---- Listed entries

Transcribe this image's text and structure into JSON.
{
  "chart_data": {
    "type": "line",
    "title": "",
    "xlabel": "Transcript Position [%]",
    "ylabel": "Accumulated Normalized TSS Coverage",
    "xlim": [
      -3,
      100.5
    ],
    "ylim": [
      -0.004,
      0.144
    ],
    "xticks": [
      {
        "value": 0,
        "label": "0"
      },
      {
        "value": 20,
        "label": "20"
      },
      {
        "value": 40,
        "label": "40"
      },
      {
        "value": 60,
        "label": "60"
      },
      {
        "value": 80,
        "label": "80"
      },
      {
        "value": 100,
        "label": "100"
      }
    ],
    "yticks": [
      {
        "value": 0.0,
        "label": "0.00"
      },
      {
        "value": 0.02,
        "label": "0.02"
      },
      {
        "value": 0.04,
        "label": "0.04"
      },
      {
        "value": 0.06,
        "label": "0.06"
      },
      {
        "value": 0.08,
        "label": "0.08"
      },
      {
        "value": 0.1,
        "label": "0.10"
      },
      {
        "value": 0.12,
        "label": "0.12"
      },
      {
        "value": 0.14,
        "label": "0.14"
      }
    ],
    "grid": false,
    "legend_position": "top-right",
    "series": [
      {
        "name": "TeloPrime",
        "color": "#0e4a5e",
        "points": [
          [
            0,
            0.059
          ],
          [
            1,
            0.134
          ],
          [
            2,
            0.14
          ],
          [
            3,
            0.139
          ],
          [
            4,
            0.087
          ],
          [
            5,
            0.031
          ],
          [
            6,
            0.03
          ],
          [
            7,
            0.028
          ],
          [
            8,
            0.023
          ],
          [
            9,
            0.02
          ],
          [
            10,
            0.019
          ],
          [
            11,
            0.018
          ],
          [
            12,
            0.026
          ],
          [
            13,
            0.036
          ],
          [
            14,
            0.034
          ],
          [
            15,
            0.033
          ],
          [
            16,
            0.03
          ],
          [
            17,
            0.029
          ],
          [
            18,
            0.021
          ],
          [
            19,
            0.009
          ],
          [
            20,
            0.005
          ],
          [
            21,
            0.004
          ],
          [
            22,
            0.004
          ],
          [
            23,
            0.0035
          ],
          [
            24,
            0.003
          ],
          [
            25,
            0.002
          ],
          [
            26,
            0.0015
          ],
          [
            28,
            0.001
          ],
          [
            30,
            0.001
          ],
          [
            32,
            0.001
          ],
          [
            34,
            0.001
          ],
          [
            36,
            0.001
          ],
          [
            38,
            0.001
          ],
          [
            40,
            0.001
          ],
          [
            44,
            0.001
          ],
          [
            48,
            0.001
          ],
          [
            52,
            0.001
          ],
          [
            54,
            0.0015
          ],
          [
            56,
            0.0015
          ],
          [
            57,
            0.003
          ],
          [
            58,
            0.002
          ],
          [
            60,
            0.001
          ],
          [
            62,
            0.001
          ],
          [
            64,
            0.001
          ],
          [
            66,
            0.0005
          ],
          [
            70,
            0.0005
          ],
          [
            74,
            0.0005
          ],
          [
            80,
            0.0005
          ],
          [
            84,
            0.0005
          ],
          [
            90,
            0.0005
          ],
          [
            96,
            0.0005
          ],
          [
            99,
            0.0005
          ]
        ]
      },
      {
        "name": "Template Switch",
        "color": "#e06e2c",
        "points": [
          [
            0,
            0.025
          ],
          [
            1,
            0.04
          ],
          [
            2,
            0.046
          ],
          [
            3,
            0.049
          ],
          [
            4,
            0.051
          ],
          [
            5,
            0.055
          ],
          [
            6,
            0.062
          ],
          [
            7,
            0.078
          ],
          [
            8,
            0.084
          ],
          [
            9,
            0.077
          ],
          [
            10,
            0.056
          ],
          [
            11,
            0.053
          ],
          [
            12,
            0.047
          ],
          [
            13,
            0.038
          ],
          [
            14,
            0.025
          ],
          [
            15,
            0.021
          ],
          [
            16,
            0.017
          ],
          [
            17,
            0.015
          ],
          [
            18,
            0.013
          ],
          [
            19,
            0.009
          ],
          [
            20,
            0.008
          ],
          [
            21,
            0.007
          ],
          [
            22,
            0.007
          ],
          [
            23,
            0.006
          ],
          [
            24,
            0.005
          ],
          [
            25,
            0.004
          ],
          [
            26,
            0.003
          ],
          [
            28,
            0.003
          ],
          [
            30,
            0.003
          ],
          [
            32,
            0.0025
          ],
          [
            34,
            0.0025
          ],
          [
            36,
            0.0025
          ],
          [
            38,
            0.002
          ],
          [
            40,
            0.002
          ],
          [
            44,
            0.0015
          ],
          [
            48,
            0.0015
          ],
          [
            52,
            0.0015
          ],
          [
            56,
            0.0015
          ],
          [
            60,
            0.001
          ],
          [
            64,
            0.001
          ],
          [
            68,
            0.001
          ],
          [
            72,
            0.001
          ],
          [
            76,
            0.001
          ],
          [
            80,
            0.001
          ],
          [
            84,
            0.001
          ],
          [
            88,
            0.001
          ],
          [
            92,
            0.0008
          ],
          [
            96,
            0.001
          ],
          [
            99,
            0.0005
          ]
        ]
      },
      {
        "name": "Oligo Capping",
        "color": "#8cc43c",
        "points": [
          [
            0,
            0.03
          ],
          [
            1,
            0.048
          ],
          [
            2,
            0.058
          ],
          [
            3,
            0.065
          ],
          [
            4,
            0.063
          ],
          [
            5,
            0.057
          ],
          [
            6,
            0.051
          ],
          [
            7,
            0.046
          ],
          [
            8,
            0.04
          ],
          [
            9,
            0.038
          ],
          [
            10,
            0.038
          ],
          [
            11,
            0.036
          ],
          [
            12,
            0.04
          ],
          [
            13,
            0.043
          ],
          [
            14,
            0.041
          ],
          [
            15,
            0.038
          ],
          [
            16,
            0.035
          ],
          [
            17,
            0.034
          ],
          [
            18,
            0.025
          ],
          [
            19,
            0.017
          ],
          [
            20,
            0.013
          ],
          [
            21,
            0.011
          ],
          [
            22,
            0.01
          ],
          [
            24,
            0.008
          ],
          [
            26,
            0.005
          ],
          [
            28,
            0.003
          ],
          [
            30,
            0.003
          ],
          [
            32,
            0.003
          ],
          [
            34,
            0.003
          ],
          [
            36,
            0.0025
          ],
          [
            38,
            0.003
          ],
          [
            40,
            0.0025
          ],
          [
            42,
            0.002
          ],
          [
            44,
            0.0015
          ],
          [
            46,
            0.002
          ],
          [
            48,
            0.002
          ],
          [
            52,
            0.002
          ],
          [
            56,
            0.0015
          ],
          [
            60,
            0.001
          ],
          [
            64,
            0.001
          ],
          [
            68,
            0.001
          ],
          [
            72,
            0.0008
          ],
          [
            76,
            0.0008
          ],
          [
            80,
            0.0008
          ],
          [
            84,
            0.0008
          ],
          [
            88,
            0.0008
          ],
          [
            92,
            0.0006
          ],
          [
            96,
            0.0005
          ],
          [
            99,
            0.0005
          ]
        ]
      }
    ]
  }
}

--------

▶ **Job**:
Say the number of lines in the listing that hold "color", with no added words.

▶ **Exercise output**:
3